--- AIM OF THE TASK ---
Scan the listing below and copy every line holding "icon".

········

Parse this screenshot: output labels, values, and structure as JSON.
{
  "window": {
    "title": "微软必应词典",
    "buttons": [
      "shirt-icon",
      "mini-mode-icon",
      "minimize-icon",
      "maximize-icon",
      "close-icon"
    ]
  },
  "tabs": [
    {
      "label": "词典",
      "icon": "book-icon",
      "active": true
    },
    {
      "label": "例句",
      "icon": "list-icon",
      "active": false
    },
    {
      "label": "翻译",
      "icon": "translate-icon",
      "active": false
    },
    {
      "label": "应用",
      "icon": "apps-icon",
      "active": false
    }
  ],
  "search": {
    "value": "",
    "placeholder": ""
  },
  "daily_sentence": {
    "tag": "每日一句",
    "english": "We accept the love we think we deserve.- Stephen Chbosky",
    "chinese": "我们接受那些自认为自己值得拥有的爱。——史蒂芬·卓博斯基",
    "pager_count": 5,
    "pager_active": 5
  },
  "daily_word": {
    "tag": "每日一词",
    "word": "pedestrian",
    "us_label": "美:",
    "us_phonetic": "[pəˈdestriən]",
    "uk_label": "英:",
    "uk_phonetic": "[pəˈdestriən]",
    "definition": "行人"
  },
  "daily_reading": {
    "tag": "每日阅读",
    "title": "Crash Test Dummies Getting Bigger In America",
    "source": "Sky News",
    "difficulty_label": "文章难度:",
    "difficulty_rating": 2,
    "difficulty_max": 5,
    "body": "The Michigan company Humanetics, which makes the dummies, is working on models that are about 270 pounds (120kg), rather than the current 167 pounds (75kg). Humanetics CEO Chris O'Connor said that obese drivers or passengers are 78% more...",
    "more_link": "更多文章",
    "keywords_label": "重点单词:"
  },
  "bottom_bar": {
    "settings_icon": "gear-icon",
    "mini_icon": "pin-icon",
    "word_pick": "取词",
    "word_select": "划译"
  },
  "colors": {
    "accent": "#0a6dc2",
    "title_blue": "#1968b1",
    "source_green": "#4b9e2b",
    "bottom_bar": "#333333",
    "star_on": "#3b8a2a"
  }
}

········

--- SOLVED PROBLEM ---
      "shirt-icon",
      "mini-mode-icon",
      "minimize-icon",
      "maximize-icon",
      "close-icon"
      "icon": "book-icon",
      "icon": "list-icon",
      "icon": "translate-icon",
      "icon": "apps-icon",
    "settings_icon": "gear-icon",
    "mini_icon": "pin-icon",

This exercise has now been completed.